Tâche courte 1
Recopiez mot pour mot les entrées, depuis la toute première jusqu'à la ligne contenant « matched-star-point — [769, 520, 782, 533] », celle-ci comprise.

Vampire en pire (NOS4A2 / AMC / Amazon Prime)

Vampire en pire (NOS4A2 / AMC / Amazon Prime)

Note de l'auteur

Au-delà du jeu de mots à crocs, la série NOS4A2, adaptée d’un roman de Joe Hill, n’a guère de mordant. Outre une grosse faiblesse en matière fantastique, reste une jolie histoire sociale… sans lendemain ?

Alors que Locke & Key, sa très excellente BD (signée avec le dessinateur Gabriel Rodriguez), devrait enfin trouver sa place sur nos écrans par la grâce de Netflix, Joe Hill a vu l’un de ses romans adapté en une série de 10 épisodes diffusés sur AMC et Amazon Prime. Une histoire dont le titre laisse suggérer son obédience au territoire des grands-ténébreux-à-crocs… même si l’affaire est plus complexe que cela.

Car NOS4A2 ne recèle pas de vampire au sens classique-gothique du terme. Certes, Charles Manx, sorte de Willy Wonka maléfique joué par Zachary Quinto, vu à d’innombrables reprises à la télé (Heroes, American Horror Story) et au ciné (Star Trek), semble se nourrir de l’innocence des enfants qu’il enlève dans sa Rolls-Royce Wraith (littéralement “spectre”). Mais en définitive, c’est Vic McQueen, la protagoniste de la série, qui arbore le signe distinctif le plus évident du vampirisme : lorsqu’elle emprunte le Shorter Way Bridge sur sa moto (un pont “magique” qui la mène toujours vers ce qu’elle cherche), son œil gauche rougit puis saigne.

Entrées issues d'une source de données:
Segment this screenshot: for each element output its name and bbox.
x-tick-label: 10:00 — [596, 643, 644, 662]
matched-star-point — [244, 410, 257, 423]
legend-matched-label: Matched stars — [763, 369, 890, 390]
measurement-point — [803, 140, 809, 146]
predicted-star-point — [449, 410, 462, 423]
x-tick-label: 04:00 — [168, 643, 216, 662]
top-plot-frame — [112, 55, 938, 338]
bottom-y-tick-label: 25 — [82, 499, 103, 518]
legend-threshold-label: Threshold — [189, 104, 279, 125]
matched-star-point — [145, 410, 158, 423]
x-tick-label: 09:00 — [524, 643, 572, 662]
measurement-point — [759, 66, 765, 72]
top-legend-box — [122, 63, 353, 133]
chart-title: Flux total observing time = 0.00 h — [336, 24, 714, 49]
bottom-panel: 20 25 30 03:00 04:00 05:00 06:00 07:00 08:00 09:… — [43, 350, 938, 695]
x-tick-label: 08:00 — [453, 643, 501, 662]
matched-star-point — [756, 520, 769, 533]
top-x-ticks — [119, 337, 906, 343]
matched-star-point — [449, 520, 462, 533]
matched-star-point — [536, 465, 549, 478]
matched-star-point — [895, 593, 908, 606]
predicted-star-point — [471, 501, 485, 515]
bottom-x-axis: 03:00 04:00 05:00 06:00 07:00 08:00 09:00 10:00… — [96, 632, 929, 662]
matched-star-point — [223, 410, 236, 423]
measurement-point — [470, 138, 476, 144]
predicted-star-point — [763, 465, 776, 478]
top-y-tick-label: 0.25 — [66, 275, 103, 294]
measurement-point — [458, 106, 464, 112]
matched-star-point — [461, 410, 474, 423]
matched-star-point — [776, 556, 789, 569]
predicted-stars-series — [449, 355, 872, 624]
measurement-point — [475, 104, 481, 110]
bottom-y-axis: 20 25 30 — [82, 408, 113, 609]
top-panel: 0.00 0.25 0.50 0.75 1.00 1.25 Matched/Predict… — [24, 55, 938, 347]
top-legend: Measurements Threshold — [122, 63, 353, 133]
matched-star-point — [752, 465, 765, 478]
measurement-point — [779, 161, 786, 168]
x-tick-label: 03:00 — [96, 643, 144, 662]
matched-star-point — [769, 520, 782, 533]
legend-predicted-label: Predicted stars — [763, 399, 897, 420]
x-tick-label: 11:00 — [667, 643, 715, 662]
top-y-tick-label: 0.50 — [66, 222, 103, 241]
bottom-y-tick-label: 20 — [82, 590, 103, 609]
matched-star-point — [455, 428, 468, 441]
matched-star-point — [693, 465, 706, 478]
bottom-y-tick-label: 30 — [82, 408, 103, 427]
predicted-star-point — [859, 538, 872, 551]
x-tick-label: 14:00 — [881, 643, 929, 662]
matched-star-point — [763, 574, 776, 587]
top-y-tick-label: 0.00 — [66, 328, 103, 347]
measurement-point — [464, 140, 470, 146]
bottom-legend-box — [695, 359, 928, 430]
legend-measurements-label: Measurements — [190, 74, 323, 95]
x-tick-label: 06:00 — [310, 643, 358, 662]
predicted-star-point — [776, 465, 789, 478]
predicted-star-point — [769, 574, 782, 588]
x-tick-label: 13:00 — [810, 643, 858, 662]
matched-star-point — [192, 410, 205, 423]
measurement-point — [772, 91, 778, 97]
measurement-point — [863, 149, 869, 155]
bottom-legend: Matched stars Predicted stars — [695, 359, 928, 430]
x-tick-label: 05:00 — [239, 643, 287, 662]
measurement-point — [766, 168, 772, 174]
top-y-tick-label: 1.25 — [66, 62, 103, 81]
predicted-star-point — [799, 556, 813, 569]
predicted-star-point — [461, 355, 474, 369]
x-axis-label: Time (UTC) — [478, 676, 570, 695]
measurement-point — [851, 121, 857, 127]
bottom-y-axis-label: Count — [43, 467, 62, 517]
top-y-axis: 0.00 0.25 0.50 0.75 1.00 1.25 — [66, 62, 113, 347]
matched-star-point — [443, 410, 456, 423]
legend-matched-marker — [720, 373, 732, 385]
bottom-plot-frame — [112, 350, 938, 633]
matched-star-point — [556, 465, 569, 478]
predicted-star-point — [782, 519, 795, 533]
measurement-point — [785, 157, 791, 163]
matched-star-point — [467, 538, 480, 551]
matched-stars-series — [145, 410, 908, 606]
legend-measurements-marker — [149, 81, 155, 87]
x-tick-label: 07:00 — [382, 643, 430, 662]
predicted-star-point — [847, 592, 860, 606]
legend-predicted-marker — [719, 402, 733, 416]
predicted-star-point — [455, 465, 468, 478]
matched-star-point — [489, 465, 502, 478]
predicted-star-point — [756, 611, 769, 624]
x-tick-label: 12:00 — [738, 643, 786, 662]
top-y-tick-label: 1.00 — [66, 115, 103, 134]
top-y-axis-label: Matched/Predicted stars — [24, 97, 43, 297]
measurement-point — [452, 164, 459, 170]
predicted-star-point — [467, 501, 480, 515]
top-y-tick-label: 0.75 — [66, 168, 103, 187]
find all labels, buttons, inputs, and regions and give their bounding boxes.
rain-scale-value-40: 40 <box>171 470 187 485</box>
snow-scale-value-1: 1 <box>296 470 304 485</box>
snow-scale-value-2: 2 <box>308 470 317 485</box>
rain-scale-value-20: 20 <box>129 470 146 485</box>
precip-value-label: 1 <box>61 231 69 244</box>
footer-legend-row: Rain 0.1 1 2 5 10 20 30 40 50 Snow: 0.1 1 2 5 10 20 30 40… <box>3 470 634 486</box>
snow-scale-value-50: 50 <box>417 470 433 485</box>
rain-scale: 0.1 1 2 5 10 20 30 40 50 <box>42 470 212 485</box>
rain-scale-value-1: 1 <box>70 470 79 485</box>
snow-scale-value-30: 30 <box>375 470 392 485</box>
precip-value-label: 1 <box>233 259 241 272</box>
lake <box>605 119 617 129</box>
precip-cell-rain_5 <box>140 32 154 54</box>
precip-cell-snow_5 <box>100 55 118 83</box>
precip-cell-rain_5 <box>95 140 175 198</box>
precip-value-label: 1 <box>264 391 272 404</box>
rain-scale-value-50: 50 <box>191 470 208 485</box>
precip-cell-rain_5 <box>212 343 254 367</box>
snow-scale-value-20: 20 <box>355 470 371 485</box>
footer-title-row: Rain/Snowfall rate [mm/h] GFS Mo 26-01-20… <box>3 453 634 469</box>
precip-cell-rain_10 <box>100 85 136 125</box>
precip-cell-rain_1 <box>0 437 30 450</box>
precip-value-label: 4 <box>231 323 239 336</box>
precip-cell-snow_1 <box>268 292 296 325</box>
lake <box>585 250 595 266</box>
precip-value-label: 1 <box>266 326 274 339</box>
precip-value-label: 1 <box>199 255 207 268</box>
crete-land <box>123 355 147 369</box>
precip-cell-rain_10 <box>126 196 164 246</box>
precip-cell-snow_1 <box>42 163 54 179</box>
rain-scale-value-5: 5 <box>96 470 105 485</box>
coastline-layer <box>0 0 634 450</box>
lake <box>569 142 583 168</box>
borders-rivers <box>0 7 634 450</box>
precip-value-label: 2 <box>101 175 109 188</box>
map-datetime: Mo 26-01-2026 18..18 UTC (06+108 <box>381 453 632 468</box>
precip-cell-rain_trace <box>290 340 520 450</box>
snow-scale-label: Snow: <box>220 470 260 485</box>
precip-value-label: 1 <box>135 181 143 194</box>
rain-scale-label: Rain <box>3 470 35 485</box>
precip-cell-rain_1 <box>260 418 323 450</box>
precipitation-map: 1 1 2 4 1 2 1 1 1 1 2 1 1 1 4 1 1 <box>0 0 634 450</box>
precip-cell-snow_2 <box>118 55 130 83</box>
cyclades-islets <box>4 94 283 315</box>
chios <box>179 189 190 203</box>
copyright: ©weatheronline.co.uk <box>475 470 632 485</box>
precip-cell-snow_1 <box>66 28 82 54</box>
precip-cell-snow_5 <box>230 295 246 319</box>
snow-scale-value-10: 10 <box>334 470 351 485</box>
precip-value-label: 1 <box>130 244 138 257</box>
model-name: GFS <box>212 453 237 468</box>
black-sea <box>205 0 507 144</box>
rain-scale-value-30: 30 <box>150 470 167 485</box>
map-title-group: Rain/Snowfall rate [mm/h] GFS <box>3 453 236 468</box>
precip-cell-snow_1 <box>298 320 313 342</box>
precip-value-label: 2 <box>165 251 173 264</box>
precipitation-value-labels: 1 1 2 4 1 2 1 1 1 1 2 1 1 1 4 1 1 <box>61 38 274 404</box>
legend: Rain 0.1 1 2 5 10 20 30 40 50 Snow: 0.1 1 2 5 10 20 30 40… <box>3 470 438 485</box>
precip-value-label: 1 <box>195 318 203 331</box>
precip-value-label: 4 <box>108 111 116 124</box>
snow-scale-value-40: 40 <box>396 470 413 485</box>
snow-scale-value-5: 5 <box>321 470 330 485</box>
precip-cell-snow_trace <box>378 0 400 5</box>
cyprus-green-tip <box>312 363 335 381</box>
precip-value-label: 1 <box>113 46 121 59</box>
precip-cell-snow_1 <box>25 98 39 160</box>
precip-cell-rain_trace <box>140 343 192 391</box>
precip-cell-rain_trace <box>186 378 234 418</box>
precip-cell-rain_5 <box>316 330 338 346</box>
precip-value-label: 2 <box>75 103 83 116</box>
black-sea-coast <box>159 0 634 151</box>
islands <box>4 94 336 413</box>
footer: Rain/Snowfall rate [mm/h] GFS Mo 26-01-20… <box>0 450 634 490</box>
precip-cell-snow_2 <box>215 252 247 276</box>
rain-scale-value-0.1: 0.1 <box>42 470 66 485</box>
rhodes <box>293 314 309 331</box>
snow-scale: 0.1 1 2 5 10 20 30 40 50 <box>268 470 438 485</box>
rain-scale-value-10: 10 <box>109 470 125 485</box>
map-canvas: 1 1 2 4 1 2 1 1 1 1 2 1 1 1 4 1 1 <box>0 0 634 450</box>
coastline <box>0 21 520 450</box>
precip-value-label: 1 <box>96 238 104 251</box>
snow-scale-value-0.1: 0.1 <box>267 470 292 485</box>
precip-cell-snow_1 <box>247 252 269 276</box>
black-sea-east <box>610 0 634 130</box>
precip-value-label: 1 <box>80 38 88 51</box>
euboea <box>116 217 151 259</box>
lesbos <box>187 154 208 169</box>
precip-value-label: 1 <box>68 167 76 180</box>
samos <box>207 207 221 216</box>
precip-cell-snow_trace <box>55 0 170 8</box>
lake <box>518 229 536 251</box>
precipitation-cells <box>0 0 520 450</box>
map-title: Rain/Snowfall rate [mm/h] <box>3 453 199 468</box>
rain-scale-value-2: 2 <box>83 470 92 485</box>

Tâche courte 2
D'après l'extrait sur la série NOS4A2, quel acteur incarne Charles Manx ?

Bonne réponse 1
Segment this screenshot: for each element output its name and bbox.
x-tick-label: 10:00 — [596, 643, 644, 662]
matched-star-point — [244, 410, 257, 423]
legend-matched-label: Matched stars — [763, 369, 890, 390]
measurement-point — [803, 140, 809, 146]
predicted-star-point — [449, 410, 462, 423]
x-tick-label: 04:00 — [168, 643, 216, 662]
top-plot-frame — [112, 55, 938, 338]
bottom-y-tick-label: 25 — [82, 499, 103, 518]
legend-threshold-label: Threshold — [189, 104, 279, 125]
matched-star-point — [145, 410, 158, 423]
x-tick-label: 09:00 — [524, 643, 572, 662]
measurement-point — [759, 66, 765, 72]
top-legend-box — [122, 63, 353, 133]
chart-title: Flux total observing time = 0.00 h — [336, 24, 714, 49]
bottom-panel: 20 25 30 03:00 04:00 05:00 06:00 07:00 08:00 09:… — [43, 350, 938, 695]
x-tick-label: 08:00 — [453, 643, 501, 662]
matched-star-point — [756, 520, 769, 533]
top-x-ticks — [119, 337, 906, 343]
matched-star-point — [449, 520, 462, 533]
matched-star-point — [536, 465, 549, 478]
matched-star-point — [895, 593, 908, 606]
predicted-star-point — [471, 501, 485, 515]
bottom-x-axis: 03:00 04:00 05:00 06:00 07:00 08:00 09:00 10:00… — [96, 632, 929, 662]
matched-star-point — [223, 410, 236, 423]
measurement-point — [470, 138, 476, 144]
predicted-star-point — [763, 465, 776, 478]
top-y-tick-label: 0.25 — [66, 275, 103, 294]
measurement-point — [458, 106, 464, 112]
matched-star-point — [461, 410, 474, 423]
matched-star-point — [776, 556, 789, 569]
predicted-stars-series — [449, 355, 872, 624]
measurement-point — [475, 104, 481, 110]
bottom-y-axis: 20 25 30 — [82, 408, 113, 609]
top-panel: 0.00 0.25 0.50 0.75 1.00 1.25 Matched/Predict… — [24, 55, 938, 347]
top-legend: Measurements Threshold — [122, 63, 353, 133]
matched-star-point — [752, 465, 765, 478]
measurement-point — [779, 161, 786, 168]
x-tick-label: 03:00 — [96, 643, 144, 662]
matched-star-point — [769, 520, 782, 533]

Bonne réponse 2
Zachary Quinto